==== Stored data

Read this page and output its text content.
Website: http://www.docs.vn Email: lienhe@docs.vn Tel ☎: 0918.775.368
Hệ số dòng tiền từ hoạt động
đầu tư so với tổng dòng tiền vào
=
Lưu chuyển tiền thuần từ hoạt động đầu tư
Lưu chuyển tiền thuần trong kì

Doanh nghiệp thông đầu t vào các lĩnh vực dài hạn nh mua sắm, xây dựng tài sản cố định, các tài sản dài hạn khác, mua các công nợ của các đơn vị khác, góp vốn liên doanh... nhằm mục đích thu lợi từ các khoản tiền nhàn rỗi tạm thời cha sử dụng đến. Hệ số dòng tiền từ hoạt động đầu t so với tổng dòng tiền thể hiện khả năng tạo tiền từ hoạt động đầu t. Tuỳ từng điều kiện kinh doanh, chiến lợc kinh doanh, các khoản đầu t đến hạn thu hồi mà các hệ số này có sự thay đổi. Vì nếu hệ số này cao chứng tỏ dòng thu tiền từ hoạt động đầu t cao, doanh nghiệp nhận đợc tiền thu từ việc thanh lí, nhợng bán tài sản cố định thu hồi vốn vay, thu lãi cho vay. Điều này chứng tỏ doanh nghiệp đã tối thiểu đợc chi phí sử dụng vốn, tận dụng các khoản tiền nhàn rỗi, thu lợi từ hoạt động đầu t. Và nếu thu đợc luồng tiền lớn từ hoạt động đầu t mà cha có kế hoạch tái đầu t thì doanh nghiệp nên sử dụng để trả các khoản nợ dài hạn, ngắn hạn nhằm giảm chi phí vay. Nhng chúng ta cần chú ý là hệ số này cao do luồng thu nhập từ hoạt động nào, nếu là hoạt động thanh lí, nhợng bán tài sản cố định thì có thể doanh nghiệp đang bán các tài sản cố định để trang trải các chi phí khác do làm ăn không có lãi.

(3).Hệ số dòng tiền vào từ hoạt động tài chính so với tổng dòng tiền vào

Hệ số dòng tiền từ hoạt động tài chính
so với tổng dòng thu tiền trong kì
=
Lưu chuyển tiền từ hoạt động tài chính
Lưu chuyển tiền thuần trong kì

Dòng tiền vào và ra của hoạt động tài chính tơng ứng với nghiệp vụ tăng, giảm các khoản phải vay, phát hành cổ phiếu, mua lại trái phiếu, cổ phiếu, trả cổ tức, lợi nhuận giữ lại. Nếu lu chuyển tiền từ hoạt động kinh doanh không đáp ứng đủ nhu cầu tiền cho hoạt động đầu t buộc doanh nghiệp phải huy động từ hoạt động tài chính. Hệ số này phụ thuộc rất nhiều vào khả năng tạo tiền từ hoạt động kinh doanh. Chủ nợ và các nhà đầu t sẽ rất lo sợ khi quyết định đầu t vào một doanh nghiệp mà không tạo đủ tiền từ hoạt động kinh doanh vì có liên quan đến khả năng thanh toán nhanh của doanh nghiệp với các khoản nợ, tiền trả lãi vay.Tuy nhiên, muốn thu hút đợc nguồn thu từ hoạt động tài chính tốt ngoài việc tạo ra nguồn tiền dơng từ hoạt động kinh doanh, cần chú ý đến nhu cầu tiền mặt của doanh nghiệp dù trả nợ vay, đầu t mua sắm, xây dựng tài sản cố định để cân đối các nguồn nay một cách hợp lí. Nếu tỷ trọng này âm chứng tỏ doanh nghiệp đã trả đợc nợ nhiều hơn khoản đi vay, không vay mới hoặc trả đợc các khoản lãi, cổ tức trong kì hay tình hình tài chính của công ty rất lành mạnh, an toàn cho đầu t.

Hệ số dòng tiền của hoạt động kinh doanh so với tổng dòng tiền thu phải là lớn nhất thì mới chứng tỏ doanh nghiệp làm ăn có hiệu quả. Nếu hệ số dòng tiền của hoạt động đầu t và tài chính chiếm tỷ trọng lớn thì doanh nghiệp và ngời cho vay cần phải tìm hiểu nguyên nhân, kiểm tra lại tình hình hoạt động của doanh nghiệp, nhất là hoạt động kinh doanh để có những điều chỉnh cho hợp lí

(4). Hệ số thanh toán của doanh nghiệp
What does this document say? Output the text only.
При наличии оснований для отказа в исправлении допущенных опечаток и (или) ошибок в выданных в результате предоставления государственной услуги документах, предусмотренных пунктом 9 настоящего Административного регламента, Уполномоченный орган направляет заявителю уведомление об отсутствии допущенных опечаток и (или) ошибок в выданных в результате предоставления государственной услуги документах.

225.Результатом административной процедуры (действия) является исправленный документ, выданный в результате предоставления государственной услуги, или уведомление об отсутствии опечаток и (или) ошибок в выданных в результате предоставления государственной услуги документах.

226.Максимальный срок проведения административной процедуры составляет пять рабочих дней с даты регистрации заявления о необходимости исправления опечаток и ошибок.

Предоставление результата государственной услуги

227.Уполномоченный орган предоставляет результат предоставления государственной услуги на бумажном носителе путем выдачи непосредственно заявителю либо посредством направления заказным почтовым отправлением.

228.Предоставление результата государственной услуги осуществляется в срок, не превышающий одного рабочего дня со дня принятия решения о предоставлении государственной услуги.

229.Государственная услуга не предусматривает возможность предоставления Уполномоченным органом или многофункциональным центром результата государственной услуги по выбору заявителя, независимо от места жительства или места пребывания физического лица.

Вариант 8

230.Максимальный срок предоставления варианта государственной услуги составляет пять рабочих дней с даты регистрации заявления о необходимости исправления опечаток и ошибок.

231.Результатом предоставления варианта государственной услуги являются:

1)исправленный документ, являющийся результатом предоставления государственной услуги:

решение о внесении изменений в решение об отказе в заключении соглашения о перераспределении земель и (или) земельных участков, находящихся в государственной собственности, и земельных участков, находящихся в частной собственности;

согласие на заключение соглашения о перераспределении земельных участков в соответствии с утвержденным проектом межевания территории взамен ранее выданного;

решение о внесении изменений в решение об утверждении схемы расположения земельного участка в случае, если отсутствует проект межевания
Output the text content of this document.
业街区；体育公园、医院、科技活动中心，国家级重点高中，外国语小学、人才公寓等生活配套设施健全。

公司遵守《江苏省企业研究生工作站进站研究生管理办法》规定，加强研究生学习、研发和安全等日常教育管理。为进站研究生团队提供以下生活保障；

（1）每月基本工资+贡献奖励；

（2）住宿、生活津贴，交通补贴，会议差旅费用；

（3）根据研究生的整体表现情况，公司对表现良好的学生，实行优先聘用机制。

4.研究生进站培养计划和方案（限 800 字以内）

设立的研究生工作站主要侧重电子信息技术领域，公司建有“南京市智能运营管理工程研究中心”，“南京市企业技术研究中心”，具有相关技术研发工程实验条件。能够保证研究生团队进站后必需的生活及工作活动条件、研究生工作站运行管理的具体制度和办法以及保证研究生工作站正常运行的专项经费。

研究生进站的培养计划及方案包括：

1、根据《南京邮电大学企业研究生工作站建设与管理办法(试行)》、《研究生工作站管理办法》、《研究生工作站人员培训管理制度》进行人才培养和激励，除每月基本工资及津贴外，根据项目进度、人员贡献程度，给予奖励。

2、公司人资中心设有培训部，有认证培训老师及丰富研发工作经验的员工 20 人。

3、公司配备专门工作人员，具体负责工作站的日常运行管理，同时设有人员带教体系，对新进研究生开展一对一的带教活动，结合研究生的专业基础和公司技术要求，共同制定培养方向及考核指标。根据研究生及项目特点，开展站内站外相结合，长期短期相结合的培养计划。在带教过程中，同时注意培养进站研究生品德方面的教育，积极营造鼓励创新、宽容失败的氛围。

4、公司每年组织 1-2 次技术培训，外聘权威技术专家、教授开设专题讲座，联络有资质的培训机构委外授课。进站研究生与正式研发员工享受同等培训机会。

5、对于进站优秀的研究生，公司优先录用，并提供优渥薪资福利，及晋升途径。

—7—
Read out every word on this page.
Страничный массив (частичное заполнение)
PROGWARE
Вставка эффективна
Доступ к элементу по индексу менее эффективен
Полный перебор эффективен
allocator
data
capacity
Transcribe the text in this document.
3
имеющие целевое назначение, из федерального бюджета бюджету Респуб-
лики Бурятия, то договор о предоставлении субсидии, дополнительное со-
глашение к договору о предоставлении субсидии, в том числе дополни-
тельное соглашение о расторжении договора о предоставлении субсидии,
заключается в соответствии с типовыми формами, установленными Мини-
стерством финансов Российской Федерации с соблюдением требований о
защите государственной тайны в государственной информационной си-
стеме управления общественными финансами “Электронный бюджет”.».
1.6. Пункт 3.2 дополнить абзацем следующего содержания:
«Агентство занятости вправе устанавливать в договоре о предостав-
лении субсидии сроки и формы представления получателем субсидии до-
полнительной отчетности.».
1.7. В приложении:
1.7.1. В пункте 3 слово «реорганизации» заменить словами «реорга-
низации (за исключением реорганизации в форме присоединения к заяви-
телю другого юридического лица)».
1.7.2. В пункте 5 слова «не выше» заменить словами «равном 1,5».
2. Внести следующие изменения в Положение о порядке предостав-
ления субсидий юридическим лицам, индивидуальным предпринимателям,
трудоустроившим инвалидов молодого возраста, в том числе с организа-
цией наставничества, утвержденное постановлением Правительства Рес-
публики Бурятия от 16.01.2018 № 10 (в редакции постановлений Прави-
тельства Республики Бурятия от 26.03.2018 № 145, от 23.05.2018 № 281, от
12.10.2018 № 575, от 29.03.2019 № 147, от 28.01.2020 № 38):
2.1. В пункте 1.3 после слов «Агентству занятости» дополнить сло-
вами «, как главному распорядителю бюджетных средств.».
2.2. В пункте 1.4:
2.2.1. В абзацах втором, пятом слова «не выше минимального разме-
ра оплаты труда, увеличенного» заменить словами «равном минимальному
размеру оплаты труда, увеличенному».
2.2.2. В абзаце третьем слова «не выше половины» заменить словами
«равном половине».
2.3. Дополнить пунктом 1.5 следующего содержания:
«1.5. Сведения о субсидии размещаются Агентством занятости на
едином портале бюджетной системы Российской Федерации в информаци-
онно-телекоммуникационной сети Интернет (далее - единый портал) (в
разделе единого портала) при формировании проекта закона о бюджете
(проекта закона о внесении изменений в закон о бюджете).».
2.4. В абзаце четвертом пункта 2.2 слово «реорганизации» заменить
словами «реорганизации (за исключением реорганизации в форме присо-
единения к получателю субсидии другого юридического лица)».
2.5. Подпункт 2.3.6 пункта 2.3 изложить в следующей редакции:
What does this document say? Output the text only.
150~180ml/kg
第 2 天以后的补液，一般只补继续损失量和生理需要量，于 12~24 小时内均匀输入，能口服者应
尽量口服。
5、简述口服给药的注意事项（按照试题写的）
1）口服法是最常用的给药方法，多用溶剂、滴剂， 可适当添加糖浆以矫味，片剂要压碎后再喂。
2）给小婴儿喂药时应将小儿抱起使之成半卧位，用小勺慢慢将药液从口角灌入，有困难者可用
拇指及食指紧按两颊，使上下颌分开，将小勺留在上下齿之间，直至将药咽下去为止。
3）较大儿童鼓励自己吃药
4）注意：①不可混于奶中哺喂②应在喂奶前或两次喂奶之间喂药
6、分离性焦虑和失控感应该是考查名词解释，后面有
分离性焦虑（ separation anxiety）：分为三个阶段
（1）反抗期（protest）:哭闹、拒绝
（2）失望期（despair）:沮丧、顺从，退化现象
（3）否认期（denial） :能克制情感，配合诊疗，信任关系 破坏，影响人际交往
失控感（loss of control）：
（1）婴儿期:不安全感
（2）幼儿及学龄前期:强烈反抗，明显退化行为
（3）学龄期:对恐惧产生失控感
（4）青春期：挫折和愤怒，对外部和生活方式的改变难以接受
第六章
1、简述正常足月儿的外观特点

========

• What is needed
Look through the entries and return every line where "отсутствии" appears.

• Exercise solution
При наличии оснований для отказа в исправлении допущенных опечаток и (или) ошибок в выданных в результате предоставления государственной услуги документах, предусмотренных пунктом 9 настоящего Административного регламента, Уполномоченный орган направляет заявителю уведомление об отсутствии допущенных опечаток и (или) ошибок в выданных в результате предоставления государственной услуги документах.
225.Результатом административной процедуры (действия) является исправленный документ, выданный в результате предоставления государственной услуги, или уведомление об отсутствии опечаток и (или) ошибок в выданных в результате предоставления государственной услуги документах.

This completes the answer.